**Data for this exercise**
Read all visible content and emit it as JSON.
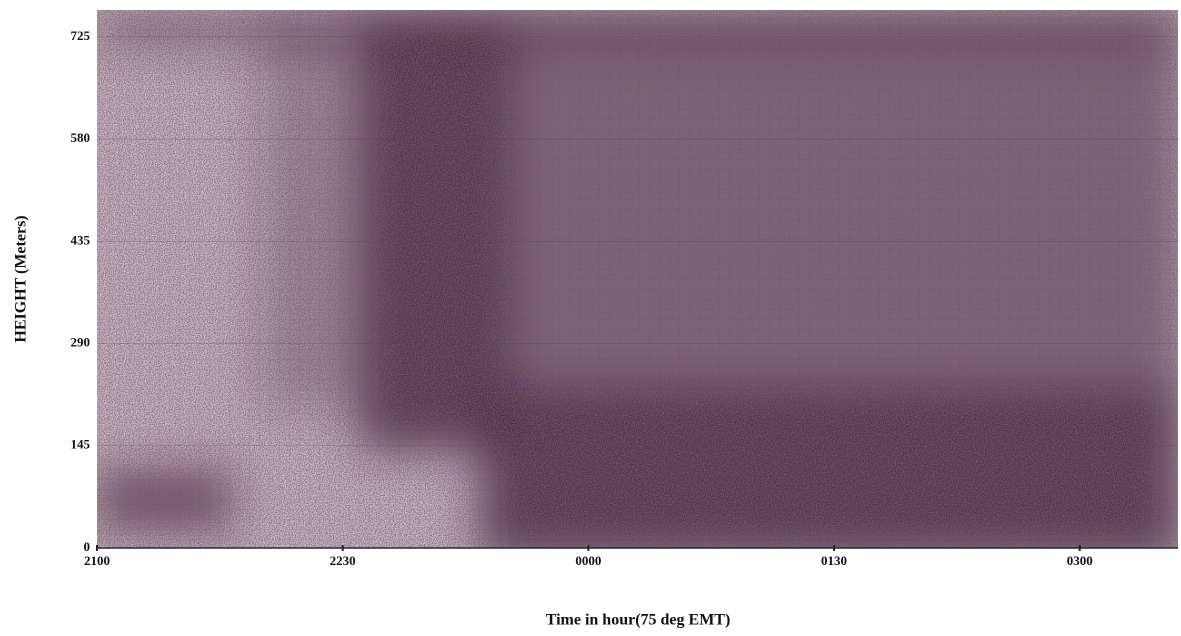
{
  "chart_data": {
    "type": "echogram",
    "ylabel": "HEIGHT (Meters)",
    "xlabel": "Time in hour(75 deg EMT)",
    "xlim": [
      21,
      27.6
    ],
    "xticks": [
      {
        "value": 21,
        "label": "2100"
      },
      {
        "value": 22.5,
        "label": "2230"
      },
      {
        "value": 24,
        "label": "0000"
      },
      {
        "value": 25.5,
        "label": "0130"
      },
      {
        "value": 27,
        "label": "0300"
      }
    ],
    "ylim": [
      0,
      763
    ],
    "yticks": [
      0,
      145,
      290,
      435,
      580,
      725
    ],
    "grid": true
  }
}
---
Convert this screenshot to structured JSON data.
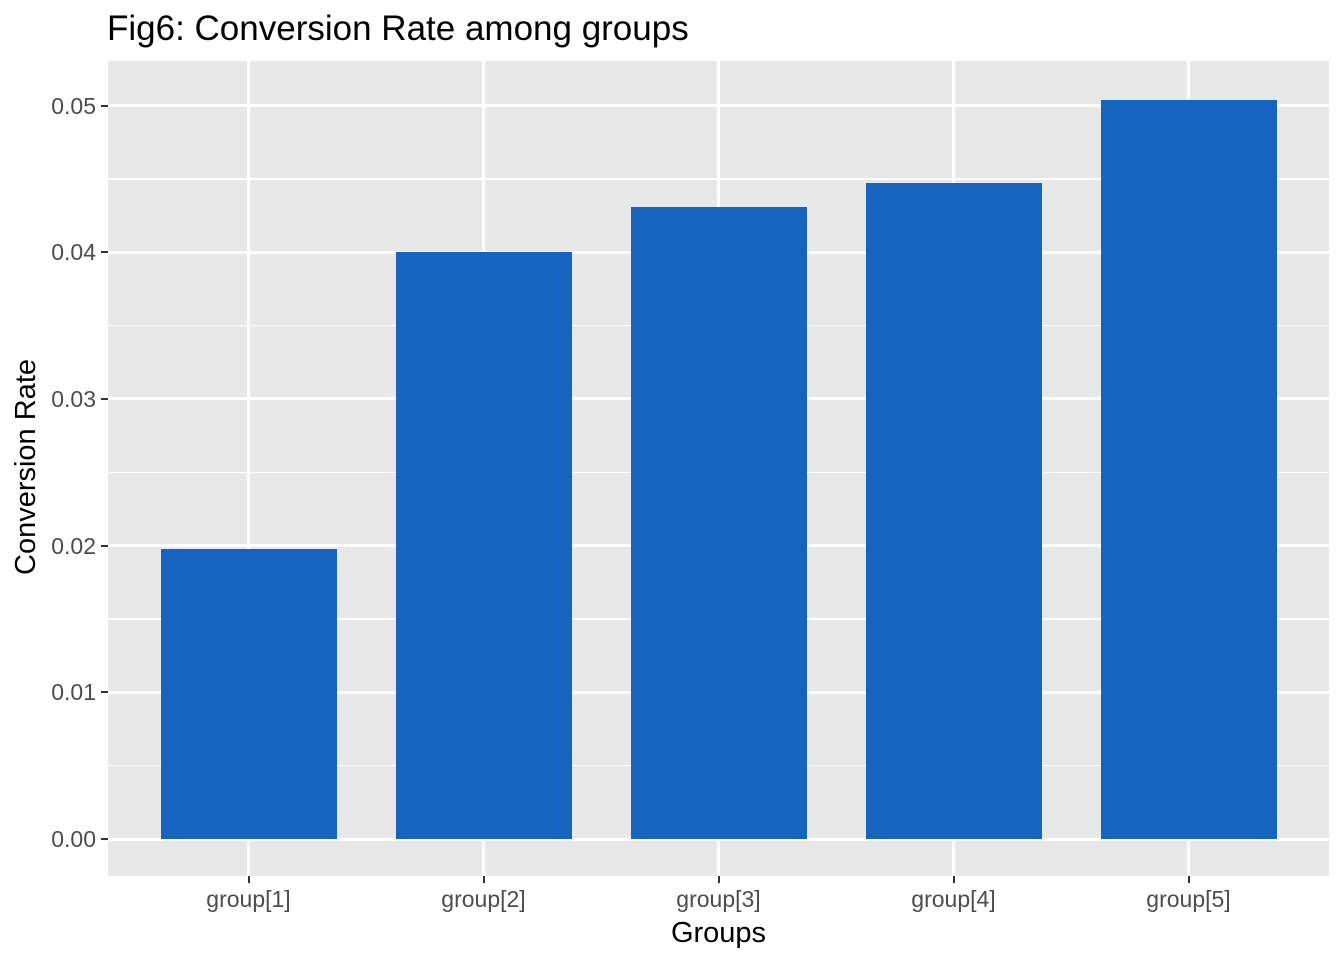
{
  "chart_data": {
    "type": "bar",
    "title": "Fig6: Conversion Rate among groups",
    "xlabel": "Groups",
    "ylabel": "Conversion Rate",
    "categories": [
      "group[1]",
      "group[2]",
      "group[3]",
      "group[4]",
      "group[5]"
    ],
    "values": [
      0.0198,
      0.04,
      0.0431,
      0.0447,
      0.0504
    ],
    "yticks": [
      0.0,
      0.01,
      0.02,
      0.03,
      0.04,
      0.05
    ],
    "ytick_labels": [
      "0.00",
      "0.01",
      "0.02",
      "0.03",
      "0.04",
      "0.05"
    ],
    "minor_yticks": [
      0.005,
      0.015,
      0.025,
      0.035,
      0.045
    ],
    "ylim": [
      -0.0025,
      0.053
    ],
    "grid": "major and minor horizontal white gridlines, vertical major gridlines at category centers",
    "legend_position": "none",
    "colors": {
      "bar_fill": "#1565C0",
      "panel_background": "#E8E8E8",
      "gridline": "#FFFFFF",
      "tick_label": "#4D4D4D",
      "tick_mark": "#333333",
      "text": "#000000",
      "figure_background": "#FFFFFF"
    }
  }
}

**Goal**
How many lines of the listing above include the word "Conversion"? State the number and nothing else.

**Task output**
2